[Records that describe figures]
——
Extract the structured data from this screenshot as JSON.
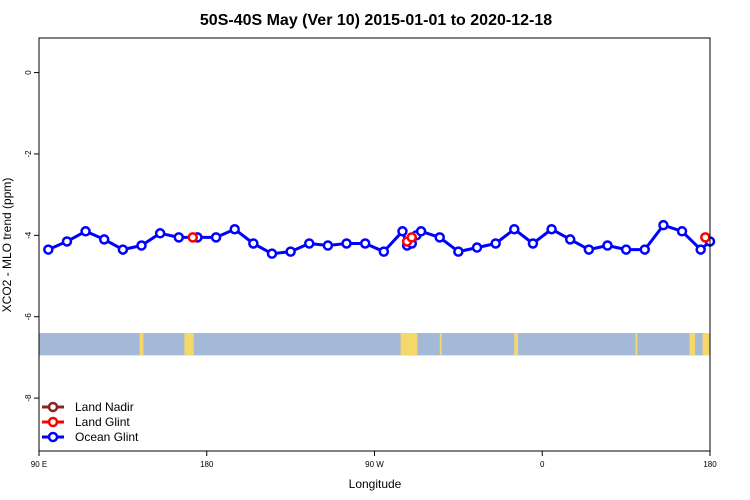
{
  "chart_data": {
    "type": "line",
    "title": "50S-40S May (Ver 10)   2015-01-01 to 2020-12-18",
    "xlabel": "Longitude",
    "ylabel": "XCO2 - MLO trend (ppm)",
    "xlim": [
      90,
      450
    ],
    "ylim": [
      -9.3,
      0.85
    ],
    "x_ticks": [
      {
        "value": 90,
        "label": "90 E"
      },
      {
        "value": 180,
        "label": "180"
      },
      {
        "value": 270,
        "label": "90 W"
      },
      {
        "value": 360,
        "label": "0"
      },
      {
        "value": 450,
        "label": "180"
      }
    ],
    "y_ticks": [
      {
        "value": 0,
        "label": "0"
      },
      {
        "value": -2,
        "label": "-2"
      },
      {
        "value": -4,
        "label": "-4"
      },
      {
        "value": -6,
        "label": "-6"
      },
      {
        "value": -8,
        "label": "-8"
      }
    ],
    "series": [
      {
        "name": "Land Nadir",
        "color": "#8b2323",
        "x": [],
        "y": []
      },
      {
        "name": "Land Glint",
        "color": "#ff0000",
        "x": [
          172.5,
          287.5,
          290,
          447.5
        ],
        "y": [
          -4.05,
          -4.15,
          -4.05,
          -4.05
        ]
      },
      {
        "name": "Ocean Glint",
        "color": "#0000ff",
        "x": [
          95,
          105,
          115,
          125,
          135,
          145,
          155,
          165,
          175,
          185,
          195,
          205,
          215,
          225,
          235,
          245,
          255,
          265,
          275,
          285,
          287.5,
          290,
          292.5,
          295,
          305,
          315,
          325,
          335,
          345,
          355,
          365,
          375,
          385,
          395,
          405,
          415,
          425,
          435,
          445,
          450
        ],
        "y": [
          -4.35,
          -4.15,
          -3.9,
          -4.1,
          -4.35,
          -4.25,
          -3.95,
          -4.05,
          -4.05,
          -4.05,
          -3.85,
          -4.2,
          -4.45,
          -4.4,
          -4.2,
          -4.25,
          -4.2,
          -4.2,
          -4.4,
          -3.9,
          -4.25,
          -4.2,
          -4.0,
          -3.9,
          -4.05,
          -4.4,
          -4.3,
          -4.2,
          -3.85,
          -4.2,
          -3.85,
          -4.1,
          -4.35,
          -4.25,
          -4.35,
          -4.35,
          -3.75,
          -3.9,
          -4.35,
          -4.15
        ]
      }
    ],
    "map_strip": {
      "y_top": -6.4,
      "y_bottom": -6.95,
      "ocean_color": "#a4b8d8",
      "land_color": "#f5d86a",
      "land_spans": [
        [
          144,
          146
        ],
        [
          168,
          173
        ],
        [
          284,
          293
        ],
        [
          305,
          306
        ],
        [
          345,
          347
        ],
        [
          410,
          411
        ],
        [
          439,
          442
        ],
        [
          446,
          450
        ]
      ]
    },
    "legend_position": "bottom-left",
    "grid": false
  }
}
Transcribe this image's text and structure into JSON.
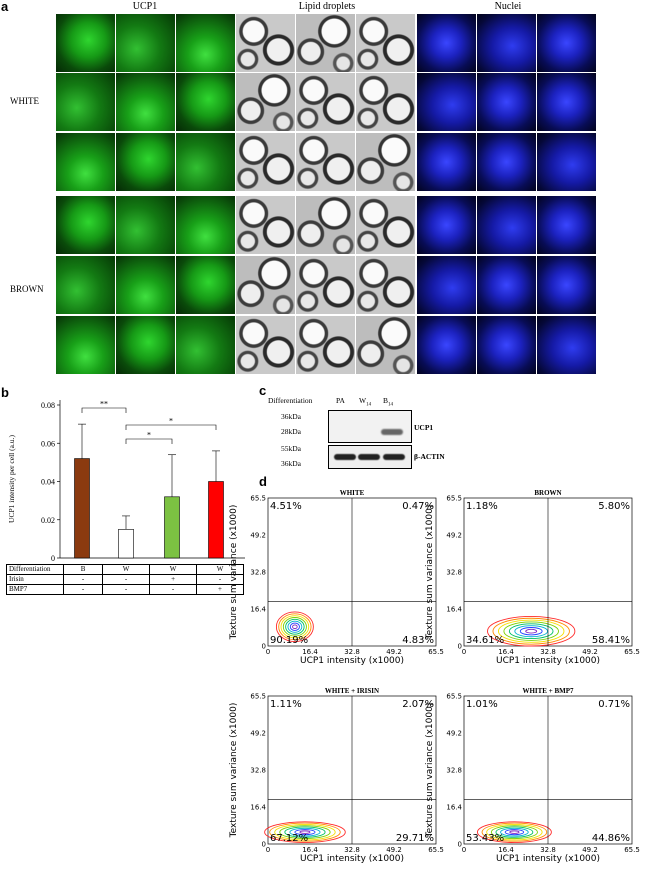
{
  "panel_a": {
    "letter": "a",
    "headers": [
      "UCP1",
      "Lipid droplets",
      "Nuclei"
    ],
    "row_labels": [
      "WHITE",
      "BROWN"
    ]
  },
  "panel_b": {
    "letter": "b",
    "ylabel": "UCP1 intensity per cell (a.u.)",
    "yticks": [
      "0",
      "0.02",
      "0.04",
      "0.06",
      "0.08"
    ],
    "sig": [
      "**",
      "*",
      "*"
    ],
    "table": {
      "rows": [
        {
          "label": "Differentiation",
          "values": [
            "B",
            "W",
            "W",
            "W"
          ]
        },
        {
          "label": "Irisin",
          "values": [
            "-",
            "-",
            "+",
            "-"
          ]
        },
        {
          "label": "BMP7",
          "values": [
            "-",
            "-",
            "-",
            "+"
          ]
        }
      ]
    },
    "colors": [
      "#8B3A0F",
      "#ffffff",
      "#7CC242",
      "#ff0000"
    ]
  },
  "chart_data": [
    {
      "type": "bar",
      "categories": [
        "B",
        "W",
        "W + Irisin",
        "W + BMP7"
      ],
      "values": [
        0.052,
        0.015,
        0.032,
        0.04
      ],
      "errors": [
        0.018,
        0.007,
        0.022,
        0.016
      ],
      "title": "",
      "xlabel": "",
      "ylabel": "UCP1 intensity per cell (a.u.)",
      "ylim": [
        0,
        0.08
      ],
      "grid": false
    },
    {
      "type": "scatter",
      "title": "WHITE",
      "xlabel": "UCP1 intensity (x1000)",
      "ylabel": "Texture sum variance (x1000)",
      "xlim": [
        0,
        65.5
      ],
      "ylim": [
        0,
        65.5
      ],
      "quadrants": {
        "top_left": "4.51%",
        "top_right": "0.47%",
        "bottom_left": "90.19%",
        "bottom_right": "4.83%"
      }
    },
    {
      "type": "scatter",
      "title": "BROWN",
      "xlabel": "UCP1 intensity (x1000)",
      "ylabel": "Texture sum variance (x1000)",
      "xlim": [
        0,
        65.5
      ],
      "ylim": [
        0,
        65.5
      ],
      "quadrants": {
        "top_left": "1.18%",
        "top_right": "5.80%",
        "bottom_left": "34.61%",
        "bottom_right": "58.41%"
      }
    },
    {
      "type": "scatter",
      "title": "WHITE + IRISIN",
      "xlabel": "UCP1 intensity (x1000)",
      "ylabel": "Texture sum variance (x1000)",
      "xlim": [
        0,
        65.5
      ],
      "ylim": [
        0,
        65.5
      ],
      "quadrants": {
        "top_left": "1.11%",
        "top_right": "2.07%",
        "bottom_left": "67.12%",
        "bottom_right": "29.71%"
      }
    },
    {
      "type": "scatter",
      "title": "WHITE + BMP7",
      "xlabel": "UCP1 intensity (x1000)",
      "ylabel": "Texture sum variance (x1000)",
      "xlim": [
        0,
        65.5
      ],
      "ylim": [
        0,
        65.5
      ],
      "quadrants": {
        "top_left": "1.01%",
        "top_right": "0.71%",
        "bottom_left": "53.43%",
        "bottom_right": "44.86%"
      }
    }
  ],
  "panel_c": {
    "letter": "c",
    "differentiation_label": "Differentiation",
    "lanes": [
      "PA",
      "W14",
      "B14"
    ],
    "ladder": [
      "36kDa",
      "28kDa",
      "55kDa",
      "36kDa"
    ],
    "bands": [
      "UCP1",
      "β-ACTIN"
    ]
  },
  "panel_d": {
    "letter": "d",
    "ticks": [
      "0",
      "16.4",
      "32.8",
      "49.2",
      "65.5"
    ]
  }
}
——
■ EXERCISE BRIEF ■
Pull out each line containing the word "this" and copy it.

■ EXERCISE OUTPUT ■
Extract the structured data from this screenshot as JSON.
Transcribe this image's text and structure into JSON.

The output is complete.